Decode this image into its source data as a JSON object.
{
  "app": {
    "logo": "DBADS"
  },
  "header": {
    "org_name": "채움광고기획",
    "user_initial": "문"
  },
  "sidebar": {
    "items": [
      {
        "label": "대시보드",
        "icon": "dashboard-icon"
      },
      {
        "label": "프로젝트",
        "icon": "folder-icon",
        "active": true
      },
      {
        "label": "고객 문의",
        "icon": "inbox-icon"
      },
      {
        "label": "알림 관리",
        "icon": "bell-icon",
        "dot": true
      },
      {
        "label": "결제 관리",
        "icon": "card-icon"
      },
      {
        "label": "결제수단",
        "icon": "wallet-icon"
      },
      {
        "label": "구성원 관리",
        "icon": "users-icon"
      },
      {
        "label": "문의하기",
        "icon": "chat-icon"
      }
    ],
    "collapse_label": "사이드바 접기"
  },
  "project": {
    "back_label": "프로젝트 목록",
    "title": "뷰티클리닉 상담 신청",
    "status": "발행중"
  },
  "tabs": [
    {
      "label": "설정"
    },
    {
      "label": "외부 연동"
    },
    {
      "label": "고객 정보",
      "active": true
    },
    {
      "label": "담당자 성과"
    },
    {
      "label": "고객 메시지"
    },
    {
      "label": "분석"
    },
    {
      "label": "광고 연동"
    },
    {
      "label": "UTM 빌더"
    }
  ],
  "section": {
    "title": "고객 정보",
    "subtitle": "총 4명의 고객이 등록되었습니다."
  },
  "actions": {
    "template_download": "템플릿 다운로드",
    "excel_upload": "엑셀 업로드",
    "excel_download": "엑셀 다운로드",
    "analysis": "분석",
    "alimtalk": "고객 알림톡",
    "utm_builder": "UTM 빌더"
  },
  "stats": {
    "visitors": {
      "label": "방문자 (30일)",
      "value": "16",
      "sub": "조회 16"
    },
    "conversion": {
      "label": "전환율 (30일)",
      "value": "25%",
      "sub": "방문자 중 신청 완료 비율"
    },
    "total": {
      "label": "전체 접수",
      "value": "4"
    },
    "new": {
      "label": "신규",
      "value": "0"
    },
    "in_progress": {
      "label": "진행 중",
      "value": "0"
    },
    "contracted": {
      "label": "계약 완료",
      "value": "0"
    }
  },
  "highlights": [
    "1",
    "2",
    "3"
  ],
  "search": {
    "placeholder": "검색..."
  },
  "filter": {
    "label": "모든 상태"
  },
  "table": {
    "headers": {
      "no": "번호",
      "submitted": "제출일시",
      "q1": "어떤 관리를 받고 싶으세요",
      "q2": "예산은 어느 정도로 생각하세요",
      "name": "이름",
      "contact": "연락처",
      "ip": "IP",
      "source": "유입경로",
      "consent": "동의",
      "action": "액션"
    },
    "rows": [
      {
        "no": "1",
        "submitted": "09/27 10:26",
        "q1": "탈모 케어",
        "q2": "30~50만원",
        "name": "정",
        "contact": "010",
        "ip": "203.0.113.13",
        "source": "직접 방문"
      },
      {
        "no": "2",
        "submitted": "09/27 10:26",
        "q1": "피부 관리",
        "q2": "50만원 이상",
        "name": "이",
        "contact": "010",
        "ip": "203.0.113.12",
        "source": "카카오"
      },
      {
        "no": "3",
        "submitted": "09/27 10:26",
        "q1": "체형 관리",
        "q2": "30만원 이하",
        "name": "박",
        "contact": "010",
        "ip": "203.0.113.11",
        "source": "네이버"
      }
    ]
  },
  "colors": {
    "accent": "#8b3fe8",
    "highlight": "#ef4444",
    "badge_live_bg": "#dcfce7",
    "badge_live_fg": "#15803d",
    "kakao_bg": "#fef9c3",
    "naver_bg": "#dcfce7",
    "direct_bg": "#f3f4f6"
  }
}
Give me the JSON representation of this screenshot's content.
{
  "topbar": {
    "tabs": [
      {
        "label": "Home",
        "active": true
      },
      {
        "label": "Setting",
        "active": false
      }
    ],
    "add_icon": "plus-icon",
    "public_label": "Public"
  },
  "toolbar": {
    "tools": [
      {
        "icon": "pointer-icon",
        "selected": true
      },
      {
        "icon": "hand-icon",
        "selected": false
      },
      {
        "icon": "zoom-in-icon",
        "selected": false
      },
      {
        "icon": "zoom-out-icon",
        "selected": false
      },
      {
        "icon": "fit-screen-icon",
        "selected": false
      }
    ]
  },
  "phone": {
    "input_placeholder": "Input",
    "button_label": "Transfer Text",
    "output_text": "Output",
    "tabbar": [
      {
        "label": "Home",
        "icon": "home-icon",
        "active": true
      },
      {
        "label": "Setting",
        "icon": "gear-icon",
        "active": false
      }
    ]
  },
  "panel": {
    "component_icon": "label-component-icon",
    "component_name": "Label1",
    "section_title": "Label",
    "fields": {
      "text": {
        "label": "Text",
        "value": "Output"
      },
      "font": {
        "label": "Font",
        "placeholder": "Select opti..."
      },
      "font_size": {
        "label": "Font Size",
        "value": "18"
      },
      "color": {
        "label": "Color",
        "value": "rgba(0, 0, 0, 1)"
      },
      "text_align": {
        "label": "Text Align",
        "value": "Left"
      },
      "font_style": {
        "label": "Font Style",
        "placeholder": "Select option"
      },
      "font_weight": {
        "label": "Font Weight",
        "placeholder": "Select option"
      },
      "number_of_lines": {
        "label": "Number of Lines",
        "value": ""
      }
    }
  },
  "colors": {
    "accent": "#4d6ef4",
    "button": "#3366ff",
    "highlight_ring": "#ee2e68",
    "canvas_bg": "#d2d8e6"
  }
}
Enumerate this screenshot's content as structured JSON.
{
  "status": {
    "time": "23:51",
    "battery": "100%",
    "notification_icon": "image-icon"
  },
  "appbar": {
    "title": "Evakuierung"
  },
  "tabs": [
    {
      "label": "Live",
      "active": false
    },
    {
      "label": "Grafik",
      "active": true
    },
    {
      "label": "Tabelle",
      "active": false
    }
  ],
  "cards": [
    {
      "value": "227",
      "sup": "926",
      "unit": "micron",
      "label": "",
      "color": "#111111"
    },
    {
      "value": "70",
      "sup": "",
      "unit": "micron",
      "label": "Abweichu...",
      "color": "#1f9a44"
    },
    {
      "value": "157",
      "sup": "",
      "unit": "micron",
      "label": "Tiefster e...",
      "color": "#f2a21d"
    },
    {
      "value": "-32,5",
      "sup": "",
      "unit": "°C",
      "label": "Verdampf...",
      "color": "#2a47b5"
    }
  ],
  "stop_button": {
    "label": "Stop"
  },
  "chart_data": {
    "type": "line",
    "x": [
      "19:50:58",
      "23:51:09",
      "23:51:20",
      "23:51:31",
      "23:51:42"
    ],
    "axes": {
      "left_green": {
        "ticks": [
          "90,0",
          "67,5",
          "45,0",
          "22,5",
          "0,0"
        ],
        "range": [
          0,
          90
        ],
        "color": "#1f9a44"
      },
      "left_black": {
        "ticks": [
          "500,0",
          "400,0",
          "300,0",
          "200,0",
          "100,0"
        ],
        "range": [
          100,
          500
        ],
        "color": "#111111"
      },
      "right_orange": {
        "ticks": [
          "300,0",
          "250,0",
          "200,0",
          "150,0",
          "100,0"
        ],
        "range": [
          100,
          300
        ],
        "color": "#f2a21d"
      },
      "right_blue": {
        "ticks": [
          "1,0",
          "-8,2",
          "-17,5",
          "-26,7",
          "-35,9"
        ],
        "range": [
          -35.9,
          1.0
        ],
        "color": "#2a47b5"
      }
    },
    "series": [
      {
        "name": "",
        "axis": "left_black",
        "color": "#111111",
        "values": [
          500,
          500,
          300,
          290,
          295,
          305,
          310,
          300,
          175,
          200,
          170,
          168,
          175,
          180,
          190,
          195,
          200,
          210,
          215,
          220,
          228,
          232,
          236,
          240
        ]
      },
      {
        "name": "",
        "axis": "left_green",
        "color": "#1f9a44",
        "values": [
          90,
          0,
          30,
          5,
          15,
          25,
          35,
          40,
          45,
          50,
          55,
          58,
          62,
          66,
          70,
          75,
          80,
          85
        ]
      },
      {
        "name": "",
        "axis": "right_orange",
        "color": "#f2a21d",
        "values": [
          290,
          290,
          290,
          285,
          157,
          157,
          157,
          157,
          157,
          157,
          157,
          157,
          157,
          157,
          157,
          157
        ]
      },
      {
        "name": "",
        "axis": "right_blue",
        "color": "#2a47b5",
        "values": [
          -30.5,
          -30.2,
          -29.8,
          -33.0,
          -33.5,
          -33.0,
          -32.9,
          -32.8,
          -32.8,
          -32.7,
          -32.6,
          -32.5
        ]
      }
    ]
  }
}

Exercise task:
Look over the listing. Pull out every line with the string "다운로드" in it.

Complete output:
    "template_download": "템플릿 다운로드",
    "excel_download": "엑셀 다운로드",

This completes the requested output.